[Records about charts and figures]
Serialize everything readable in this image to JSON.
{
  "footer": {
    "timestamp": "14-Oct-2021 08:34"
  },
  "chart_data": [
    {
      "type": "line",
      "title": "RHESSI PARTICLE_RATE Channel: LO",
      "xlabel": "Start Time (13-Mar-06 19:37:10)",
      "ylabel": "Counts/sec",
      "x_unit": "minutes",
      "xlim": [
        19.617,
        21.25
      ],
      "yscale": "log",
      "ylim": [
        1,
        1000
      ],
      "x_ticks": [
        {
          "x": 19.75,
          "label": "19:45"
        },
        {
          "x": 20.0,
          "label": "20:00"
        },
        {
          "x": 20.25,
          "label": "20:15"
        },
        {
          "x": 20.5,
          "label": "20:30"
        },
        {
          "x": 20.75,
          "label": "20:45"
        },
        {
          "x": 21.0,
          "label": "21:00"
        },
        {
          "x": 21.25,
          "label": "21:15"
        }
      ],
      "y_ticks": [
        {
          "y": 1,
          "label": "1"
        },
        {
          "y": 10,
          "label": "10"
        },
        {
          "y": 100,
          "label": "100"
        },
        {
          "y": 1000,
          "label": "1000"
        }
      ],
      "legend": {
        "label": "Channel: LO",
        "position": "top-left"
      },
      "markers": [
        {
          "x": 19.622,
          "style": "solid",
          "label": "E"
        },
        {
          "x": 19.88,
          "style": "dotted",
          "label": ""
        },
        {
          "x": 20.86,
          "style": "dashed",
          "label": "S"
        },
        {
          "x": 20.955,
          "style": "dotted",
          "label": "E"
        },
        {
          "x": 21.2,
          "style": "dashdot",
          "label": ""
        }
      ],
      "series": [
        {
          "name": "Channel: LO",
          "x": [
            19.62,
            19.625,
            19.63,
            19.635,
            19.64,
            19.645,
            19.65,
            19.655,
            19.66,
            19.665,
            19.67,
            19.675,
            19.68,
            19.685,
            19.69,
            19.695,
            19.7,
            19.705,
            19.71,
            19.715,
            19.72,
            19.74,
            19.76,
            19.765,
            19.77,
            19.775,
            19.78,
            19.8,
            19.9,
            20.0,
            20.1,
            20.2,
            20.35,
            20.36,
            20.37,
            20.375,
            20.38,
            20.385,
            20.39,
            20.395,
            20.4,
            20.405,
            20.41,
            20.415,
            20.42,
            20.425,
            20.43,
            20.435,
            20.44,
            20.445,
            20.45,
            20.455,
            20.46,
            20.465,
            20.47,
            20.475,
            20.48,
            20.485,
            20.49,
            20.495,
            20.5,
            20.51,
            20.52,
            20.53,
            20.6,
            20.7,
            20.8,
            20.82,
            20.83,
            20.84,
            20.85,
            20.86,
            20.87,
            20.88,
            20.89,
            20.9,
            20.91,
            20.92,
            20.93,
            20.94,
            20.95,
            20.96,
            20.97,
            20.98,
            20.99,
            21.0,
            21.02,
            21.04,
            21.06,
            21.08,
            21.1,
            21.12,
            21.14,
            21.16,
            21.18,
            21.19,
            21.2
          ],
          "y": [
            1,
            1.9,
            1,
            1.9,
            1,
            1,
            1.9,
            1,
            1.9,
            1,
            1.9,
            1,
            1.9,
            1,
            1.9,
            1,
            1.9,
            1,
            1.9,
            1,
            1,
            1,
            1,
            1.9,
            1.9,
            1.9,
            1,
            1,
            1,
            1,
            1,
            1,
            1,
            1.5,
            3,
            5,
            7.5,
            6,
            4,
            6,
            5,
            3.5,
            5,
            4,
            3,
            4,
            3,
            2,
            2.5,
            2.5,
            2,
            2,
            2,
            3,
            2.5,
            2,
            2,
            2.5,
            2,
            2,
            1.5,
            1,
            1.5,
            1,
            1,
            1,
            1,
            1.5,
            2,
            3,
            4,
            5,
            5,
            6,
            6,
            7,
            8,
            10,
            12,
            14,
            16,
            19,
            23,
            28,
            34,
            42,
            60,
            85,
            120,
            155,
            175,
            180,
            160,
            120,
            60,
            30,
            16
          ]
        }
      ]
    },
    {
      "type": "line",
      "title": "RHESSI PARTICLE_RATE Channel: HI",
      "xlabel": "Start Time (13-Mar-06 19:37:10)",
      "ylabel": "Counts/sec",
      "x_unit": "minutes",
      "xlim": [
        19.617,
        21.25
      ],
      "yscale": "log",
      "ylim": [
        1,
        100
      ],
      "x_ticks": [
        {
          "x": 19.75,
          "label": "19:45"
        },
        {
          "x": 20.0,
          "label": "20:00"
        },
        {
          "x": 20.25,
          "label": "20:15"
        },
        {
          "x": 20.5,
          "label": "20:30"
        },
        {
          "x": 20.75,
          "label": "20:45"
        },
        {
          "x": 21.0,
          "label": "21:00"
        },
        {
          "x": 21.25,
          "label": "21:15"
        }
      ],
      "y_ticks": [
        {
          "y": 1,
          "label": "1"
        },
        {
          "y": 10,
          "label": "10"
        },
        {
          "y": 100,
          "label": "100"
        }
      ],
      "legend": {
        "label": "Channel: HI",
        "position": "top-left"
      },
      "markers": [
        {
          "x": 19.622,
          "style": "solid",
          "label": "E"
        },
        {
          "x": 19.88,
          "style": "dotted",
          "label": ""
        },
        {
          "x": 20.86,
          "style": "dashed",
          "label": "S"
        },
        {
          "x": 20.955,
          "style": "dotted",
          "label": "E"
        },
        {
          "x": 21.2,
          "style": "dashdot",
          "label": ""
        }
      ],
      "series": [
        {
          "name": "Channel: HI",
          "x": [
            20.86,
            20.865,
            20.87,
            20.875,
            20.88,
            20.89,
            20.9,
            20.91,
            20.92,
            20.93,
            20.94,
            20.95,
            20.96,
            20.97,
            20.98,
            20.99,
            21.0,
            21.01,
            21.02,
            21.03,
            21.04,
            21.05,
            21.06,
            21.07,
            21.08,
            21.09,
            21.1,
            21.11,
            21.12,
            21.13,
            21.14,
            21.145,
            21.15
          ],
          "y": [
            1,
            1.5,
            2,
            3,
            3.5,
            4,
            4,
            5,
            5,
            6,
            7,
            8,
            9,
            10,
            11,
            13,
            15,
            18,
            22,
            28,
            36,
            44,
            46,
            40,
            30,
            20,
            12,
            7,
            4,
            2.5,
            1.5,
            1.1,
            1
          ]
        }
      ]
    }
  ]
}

_Challenge_
Restate each entry exactly, skipping none.

_Task output_
Serialize everything readable in this image to JSON.
{
  "footer": {
    "timestamp": "14-Oct-2021 08:34"
  },
  "chart_data": [
    {
      "type": "line",
      "title": "RHESSI PARTICLE_RATE Channel: LO",
      "xlabel": "Start Time (13-Mar-06 19:37:10)",
      "ylabel": "Counts/sec",
      "x_unit": "minutes",
      "xlim": [
        19.617,
        21.25
      ],
      "yscale": "log",
      "ylim": [
        1,
        1000
      ],
      "x_ticks": [
        {
          "x": 19.75,
          "label": "19:45"
        },
        {
          "x": 20.0,
          "label": "20:00"
        },
        {
          "x": 20.25,
          "label": "20:15"
        },
        {
          "x": 20.5,
          "label": "20:30"
        },
        {
          "x": 20.75,
          "label": "20:45"
        },
        {
          "x": 21.0,
          "label": "21:00"
        },
        {
          "x": 21.25,
          "label": "21:15"
        }
      ],
      "y_ticks": [
        {
          "y": 1,
          "label": "1"
        },
        {
          "y": 10,
          "label": "10"
        },
        {
          "y": 100,
          "label": "100"
        },
        {
          "y": 1000,
          "label": "1000"
        }
      ],
      "legend": {
        "label": "Channel: LO",
        "position": "top-left"
      },
      "markers": [
        {
          "x": 19.622,
          "style": "solid",
          "label": "E"
        },
        {
          "x": 19.88,
          "style": "dotted",
          "label": ""
        },
        {
          "x": 20.86,
          "style": "dashed",
          "label": "S"
        },
        {
          "x": 20.955,
          "style": "dotted",
          "label": "E"
        },
        {
          "x": 21.2,
          "style": "dashdot",
          "label": ""
        }
      ],
      "series": [
        {
          "name": "Channel: LO",
          "x": [
            19.62,
            19.625,
            19.63,
            19.635,
            19.64,
            19.645,
            19.65,
            19.655,
            19.66,
            19.665,
            19.67,
            19.675,
            19.68,
            19.685,
            19.69,
            19.695,
            19.7,
            19.705,
            19.71,
            19.715,
            19.72,
            19.74,
            19.76,
            19.765,
            19.77,
            19.775,
            19.78,
            19.8,
            19.9,
            20.0,
            20.1,
            20.2,
            20.35,
            20.36,
            20.37,
            20.375,
            20.38,
            20.385,
            20.39,
            20.395,
            20.4,
            20.405,
            20.41,
            20.415,
            20.42,
            20.425,
            20.43,
            20.435,
            20.44,
            20.445,
            20.45,
            20.455,
            20.46,
            20.465,
            20.47,
            20.475,
            20.48,
            20.485,
            20.49,
            20.495,
            20.5,
            20.51,
            20.52,
            20.53,
            20.6,
            20.7,
            20.8,
            20.82,
            20.83,
            20.84,
            20.85,
            20.86,
            20.87,
            20.88,
            20.89,
            20.9,
            20.91,
            20.92,
            20.93,
            20.94,
            20.95,
            20.96,
            20.97,
            20.98,
            20.99,
            21.0,
            21.02,
            21.04,
            21.06,
            21.08,
            21.1,
            21.12,
            21.14,
            21.16,
            21.18,
            21.19,
            21.2
          ],
          "y": [
            1,
            1.9,
            1,
            1.9,
            1,
            1,
            1.9,
            1,
            1.9,
            1,
            1.9,
            1,
            1.9,
            1,
            1.9,
            1,
            1.9,
            1,
            1.9,
            1,
            1,
            1,
            1,
            1.9,
            1.9,
            1.9,
            1,
            1,
            1,
            1,
            1,
            1,
            1,
            1.5,
            3,
            5,
            7.5,
            6,
            4,
            6,
            5,
            3.5,
            5,
            4,
            3,
            4,
            3,
            2,
            2.5,
            2.5,
            2,
            2,
            2,
            3,
            2.5,
            2,
            2,
            2.5,
            2,
            2,
            1.5,
            1,
            1.5,
            1,
            1,
            1,
            1,
            1.5,
            2,
            3,
            4,
            5,
            5,
            6,
            6,
            7,
            8,
            10,
            12,
            14,
            16,
            19,
            23,
            28,
            34,
            42,
            60,
            85,
            120,
            155,
            175,
            180,
            160,
            120,
            60,
            30,
            16
          ]
        }
      ]
    },
    {
      "type": "line",
      "title": "RHESSI PARTICLE_RATE Channel: HI",
      "xlabel": "Start Time (13-Mar-06 19:37:10)",
      "ylabel": "Counts/sec",
      "x_unit": "minutes",
      "xlim": [
        19.617,
        21.25
      ],
      "yscale": "log",
      "ylim": [
        1,
        100
      ],
      "x_ticks": [
        {
          "x": 19.75,
          "label": "19:45"
        },
        {
          "x": 20.0,
          "label": "20:00"
        },
        {
          "x": 20.25,
          "label": "20:15"
        },
        {
          "x": 20.5,
          "label": "20:30"
        },
        {
          "x": 20.75,
          "label": "20:45"
        },
        {
          "x": 21.0,
          "label": "21:00"
        },
        {
          "x": 21.25,
          "label": "21:15"
        }
      ],
      "y_ticks": [
        {
          "y": 1,
          "label": "1"
        },
        {
          "y": 10,
          "label": "10"
        },
        {
          "y": 100,
          "label": "100"
        }
      ],
      "legend": {
        "label": "Channel: HI",
        "position": "top-left"
      },
      "markers": [
        {
          "x": 19.622,
          "style": "solid",
          "label": "E"
        },
        {
          "x": 19.88,
          "style": "dotted",
          "label": ""
        },
        {
          "x": 20.86,
          "style": "dashed",
          "label": "S"
        },
        {
          "x": 20.955,
          "style": "dotted",
          "label": "E"
        },
        {
          "x": 21.2,
          "style": "dashdot",
          "label": ""
        }
      ],
      "series": [
        {
          "name": "Channel: HI",
          "x": [
            20.86,
            20.865,
            20.87,
            20.875,
            20.88,
            20.89,
            20.9,
            20.91,
            20.92,
            20.93,
            20.94,
            20.95,
            20.96,
            20.97,
            20.98,
            20.99,
            21.0,
            21.01,
            21.02,
            21.03,
            21.04,
            21.05,
            21.06,
            21.07,
            21.08,
            21.09,
            21.1,
            21.11,
            21.12,
            21.13,
            21.14,
            21.145,
            21.15
          ],
          "y": [
            1,
            1.5,
            2,
            3,
            3.5,
            4,
            4,
            5,
            5,
            6,
            7,
            8,
            9,
            10,
            11,
            13,
            15,
            18,
            22,
            28,
            36,
            44,
            46,
            40,
            30,
            20,
            12,
            7,
            4,
            2.5,
            1.5,
            1.1,
            1
          ]
        }
      ]
    }
  ]
}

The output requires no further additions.